Your goal — Copy out the lines that include the word "JSON".

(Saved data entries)

----------------------------------------

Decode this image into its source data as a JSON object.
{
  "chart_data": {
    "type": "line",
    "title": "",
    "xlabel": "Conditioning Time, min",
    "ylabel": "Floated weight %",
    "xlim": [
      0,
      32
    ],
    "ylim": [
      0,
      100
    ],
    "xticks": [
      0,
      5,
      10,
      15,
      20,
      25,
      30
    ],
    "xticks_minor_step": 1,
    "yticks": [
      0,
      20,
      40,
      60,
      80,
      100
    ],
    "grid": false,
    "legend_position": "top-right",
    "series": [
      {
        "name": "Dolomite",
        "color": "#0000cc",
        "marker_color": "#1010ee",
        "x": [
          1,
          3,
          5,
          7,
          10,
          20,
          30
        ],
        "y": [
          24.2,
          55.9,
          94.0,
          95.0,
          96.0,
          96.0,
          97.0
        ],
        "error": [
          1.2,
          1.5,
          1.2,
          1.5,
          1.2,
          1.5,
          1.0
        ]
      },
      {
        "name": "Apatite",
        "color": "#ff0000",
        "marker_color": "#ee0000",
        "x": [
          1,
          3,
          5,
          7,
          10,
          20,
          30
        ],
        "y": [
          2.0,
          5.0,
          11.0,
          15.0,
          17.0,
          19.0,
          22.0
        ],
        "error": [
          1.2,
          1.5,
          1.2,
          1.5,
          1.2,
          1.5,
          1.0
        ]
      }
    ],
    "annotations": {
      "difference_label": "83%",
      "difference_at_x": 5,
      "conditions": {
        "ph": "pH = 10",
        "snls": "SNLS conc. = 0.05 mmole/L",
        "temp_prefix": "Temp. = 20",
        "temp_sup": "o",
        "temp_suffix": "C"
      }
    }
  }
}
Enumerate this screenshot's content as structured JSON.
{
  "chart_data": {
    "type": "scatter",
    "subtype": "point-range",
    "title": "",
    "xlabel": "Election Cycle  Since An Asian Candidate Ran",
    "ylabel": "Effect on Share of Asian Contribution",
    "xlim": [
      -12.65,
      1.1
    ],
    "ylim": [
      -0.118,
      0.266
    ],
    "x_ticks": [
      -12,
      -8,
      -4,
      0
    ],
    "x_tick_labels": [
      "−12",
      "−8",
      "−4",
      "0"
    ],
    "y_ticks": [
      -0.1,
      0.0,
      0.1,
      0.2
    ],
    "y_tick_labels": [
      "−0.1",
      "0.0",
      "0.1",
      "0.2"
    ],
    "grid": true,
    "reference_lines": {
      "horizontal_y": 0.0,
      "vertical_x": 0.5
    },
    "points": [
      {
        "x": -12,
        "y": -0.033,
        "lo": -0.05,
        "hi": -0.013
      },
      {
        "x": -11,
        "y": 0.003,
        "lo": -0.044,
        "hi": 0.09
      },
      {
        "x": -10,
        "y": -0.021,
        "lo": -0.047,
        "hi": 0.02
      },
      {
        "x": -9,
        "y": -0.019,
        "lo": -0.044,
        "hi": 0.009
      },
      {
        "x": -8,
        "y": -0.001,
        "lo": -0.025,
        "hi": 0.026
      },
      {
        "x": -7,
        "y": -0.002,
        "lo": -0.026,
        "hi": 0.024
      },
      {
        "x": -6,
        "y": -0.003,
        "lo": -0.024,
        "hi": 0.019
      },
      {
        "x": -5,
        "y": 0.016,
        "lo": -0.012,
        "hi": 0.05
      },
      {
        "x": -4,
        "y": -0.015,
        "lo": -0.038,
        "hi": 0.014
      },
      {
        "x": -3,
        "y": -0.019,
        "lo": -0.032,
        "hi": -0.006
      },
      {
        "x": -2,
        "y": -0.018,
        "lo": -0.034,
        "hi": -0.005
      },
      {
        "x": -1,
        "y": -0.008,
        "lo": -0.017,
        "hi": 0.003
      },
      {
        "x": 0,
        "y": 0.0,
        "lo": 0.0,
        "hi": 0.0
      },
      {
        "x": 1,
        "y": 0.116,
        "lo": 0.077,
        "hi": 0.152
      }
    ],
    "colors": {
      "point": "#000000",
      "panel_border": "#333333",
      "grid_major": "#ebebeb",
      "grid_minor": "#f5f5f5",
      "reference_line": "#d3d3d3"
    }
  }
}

----------------------------------------

Result for this task —
Decode this image into its source data as a JSON object.
Enumerate this screenshot's content as structured JSON.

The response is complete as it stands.